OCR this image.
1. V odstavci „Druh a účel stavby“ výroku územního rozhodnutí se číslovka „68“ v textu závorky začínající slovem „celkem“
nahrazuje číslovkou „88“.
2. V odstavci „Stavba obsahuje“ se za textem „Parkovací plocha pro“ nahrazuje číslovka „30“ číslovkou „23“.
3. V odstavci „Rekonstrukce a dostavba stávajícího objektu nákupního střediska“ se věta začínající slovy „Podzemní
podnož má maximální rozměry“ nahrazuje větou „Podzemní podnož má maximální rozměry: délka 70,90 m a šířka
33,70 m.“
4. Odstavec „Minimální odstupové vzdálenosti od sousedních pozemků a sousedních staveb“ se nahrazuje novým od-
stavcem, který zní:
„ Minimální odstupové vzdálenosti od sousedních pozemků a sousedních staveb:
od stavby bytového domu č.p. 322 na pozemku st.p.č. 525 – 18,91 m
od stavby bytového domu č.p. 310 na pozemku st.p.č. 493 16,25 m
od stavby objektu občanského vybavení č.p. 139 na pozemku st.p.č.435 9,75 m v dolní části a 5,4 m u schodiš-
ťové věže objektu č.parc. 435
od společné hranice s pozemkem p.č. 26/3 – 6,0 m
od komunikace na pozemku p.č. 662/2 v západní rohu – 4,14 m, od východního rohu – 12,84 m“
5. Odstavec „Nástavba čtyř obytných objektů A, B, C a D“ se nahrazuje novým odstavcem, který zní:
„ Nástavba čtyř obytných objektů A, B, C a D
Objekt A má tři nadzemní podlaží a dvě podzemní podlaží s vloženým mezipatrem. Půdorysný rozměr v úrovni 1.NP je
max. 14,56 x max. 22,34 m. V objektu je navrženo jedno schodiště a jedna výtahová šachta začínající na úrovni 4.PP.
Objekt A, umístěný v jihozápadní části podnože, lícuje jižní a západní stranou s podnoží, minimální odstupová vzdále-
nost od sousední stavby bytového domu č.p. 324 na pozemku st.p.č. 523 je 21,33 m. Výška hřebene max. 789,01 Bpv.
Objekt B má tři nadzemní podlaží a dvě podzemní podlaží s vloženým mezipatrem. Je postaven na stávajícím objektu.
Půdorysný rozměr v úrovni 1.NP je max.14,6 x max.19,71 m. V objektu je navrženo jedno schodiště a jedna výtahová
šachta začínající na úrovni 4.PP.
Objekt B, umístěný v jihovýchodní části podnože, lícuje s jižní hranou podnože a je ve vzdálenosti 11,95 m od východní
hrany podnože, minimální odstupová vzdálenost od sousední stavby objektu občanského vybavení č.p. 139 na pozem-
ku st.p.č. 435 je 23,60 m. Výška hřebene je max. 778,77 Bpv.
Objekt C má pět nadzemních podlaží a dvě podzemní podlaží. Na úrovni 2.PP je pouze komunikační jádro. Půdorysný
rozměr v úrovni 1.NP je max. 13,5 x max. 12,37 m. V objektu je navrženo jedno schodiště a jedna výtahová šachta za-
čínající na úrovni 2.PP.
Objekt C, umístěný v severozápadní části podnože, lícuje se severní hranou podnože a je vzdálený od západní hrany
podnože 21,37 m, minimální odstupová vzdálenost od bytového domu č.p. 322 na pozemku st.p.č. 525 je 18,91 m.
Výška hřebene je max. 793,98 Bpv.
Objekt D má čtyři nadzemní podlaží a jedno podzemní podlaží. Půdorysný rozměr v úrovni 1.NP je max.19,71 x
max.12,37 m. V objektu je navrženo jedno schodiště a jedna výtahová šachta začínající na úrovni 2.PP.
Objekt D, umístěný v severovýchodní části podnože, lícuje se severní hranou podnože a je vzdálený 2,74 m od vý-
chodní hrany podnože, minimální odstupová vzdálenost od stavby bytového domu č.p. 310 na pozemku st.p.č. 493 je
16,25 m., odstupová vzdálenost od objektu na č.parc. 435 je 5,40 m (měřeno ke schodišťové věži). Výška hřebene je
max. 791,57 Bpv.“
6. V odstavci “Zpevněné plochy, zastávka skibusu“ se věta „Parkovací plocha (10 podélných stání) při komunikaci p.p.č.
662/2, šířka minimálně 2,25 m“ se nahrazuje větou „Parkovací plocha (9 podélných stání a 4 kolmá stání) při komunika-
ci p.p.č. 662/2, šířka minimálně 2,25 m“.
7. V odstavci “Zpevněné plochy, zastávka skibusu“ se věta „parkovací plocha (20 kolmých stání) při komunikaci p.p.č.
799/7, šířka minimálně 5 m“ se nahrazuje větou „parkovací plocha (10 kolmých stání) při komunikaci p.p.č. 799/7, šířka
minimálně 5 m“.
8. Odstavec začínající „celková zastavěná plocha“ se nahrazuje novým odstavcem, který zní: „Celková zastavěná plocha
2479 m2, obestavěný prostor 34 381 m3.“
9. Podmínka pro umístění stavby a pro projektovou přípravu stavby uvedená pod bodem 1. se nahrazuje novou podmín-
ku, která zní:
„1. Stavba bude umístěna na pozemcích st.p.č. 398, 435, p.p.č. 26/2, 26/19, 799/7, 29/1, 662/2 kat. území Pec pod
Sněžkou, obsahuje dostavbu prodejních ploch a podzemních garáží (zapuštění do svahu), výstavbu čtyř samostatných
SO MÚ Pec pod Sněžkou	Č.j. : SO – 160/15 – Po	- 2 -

> [YOUR INSTRUCTIONS]: Extract every line from the records above that contains the word "Sněžkou".

> [WRITTEN REPLY]:
Sněžkou, obsahuje dostavbu prodejních ploch a podzemních garáží (zapuštění do svahu), výstavbu čtyř samostatných
SO MÚ Pec pod Sněžkou	Č.j. : SO – 160/15 – Po	- 2 -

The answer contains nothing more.